Below are entries. Pull out all lines containing "Tickets".

>> Start Exercise input

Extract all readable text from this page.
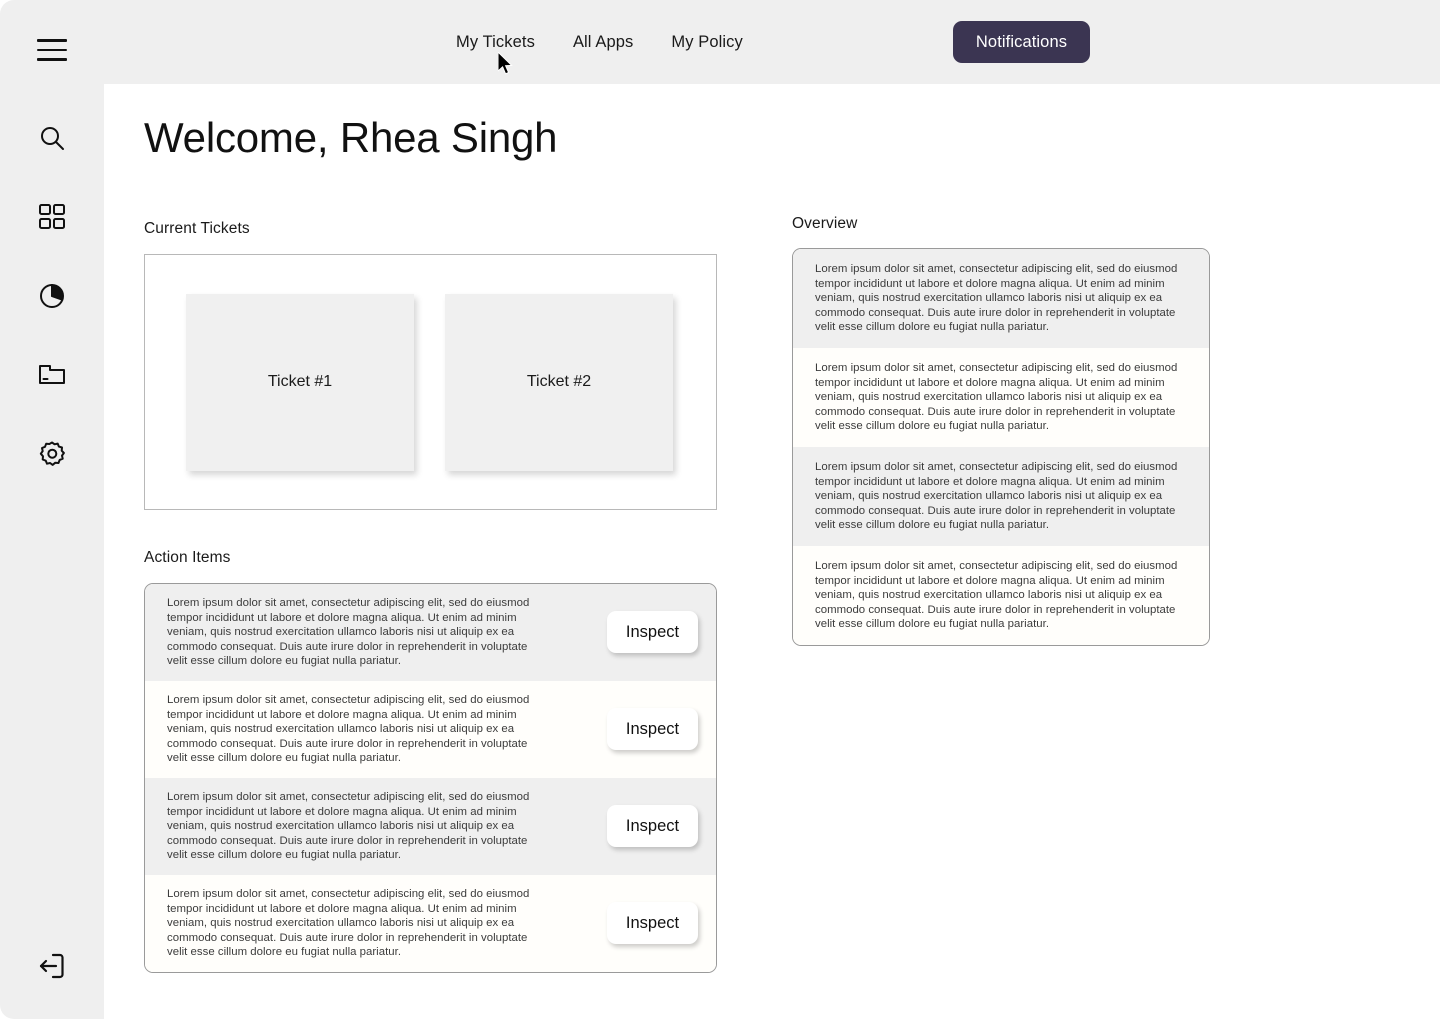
My Tickets All Apps My Policy	Notifications
Welcome, Rhea Singh
Current Tickets
Ticket #1	Ticket #2
Action Items

Lorem ipsum dolor sit amet, consectetur adipiscing elit, sed do eiusmod tempor incididunt ut labore et dolore magna aliqua. Ut enim ad minim veniam, quis nostrud exercitation ullamco laboris nisi ut aliquip ex ea commodo consequat. Duis aute irure dolor in reprehenderit in voluptate velit esse cillum dolore eu fugiat nulla pariatur.

Inspect

Lorem ipsum dolor sit amet, consectetur adipiscing elit, sed do eiusmod tempor incididunt ut labore et dolore magna aliqua. Ut enim ad minim veniam, quis nostrud exercitation ullamco laboris nisi ut aliquip ex ea commodo consequat. Duis aute irure dolor in reprehenderit in voluptate velit esse cillum dolore eu fugiat nulla pariatur.

Inspect

Lorem ipsum dolor sit amet, consectetur adipiscing elit, sed do eiusmod tempor incididunt ut labore et dolore magna aliqua. Ut enim ad minim veniam, quis nostrud exercitation ullamco laboris nisi ut aliquip ex ea commodo consequat. Duis aute irure dolor in reprehenderit in voluptate velit esse cillum dolore eu fugiat nulla pariatur.

Inspect

Lorem ipsum dolor sit amet, consectetur adipiscing elit, sed do eiusmod tempor incididunt ut labore et dolore magna aliqua. Ut enim ad minim veniam, quis nostrud exercitation ullamco laboris nisi ut aliquip ex ea commodo consequat. Duis aute irure dolor in reprehenderit in voluptate velit esse cillum dolore eu fugiat nulla pariatur.

Inspect
Overview

Lorem ipsum dolor sit amet, consectetur adipiscing elit, sed do eiusmod tempor incididunt ut labore et dolore magna aliqua. Ut enim ad minim veniam, quis nostrud exercitation ullamco laboris nisi ut aliquip ex ea commodo consequat. Duis aute irure dolor in reprehenderit in voluptate velit esse cillum dolore eu fugiat nulla pariatur.

Lorem ipsum dolor sit amet, consectetur adipiscing elit, sed do eiusmod tempor incididunt ut labore et dolore magna aliqua. Ut enim ad minim veniam, quis nostrud exercitation ullamco laboris nisi ut aliquip ex ea commodo consequat. Duis aute irure dolor in reprehenderit in voluptate velit esse cillum dolore eu fugiat nulla pariatur.

Lorem ipsum dolor sit amet, consectetur adipiscing elit, sed do eiusmod tempor incididunt ut labore et dolore magna aliqua. Ut enim ad minim veniam, quis nostrud exercitation ullamco laboris nisi ut aliquip ex ea commodo consequat. Duis aute irure dolor in reprehenderit in voluptate velit esse cillum dolore eu fugiat nulla pariatur.

Lorem ipsum dolor sit amet, consectetur adipiscing elit, sed do eiusmod tempor incididunt ut labore et dolore magna aliqua. Ut enim ad minim veniam, quis nostrud exercitation ullamco laboris nisi ut aliquip ex ea commodo consequat. Duis aute irure dolor in reprehenderit in voluptate velit esse cillum dolore eu fugiat nulla pariatur.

>> End Exercise input

## Answer
My Tickets All Apps My Policy	Notifications
Current Tickets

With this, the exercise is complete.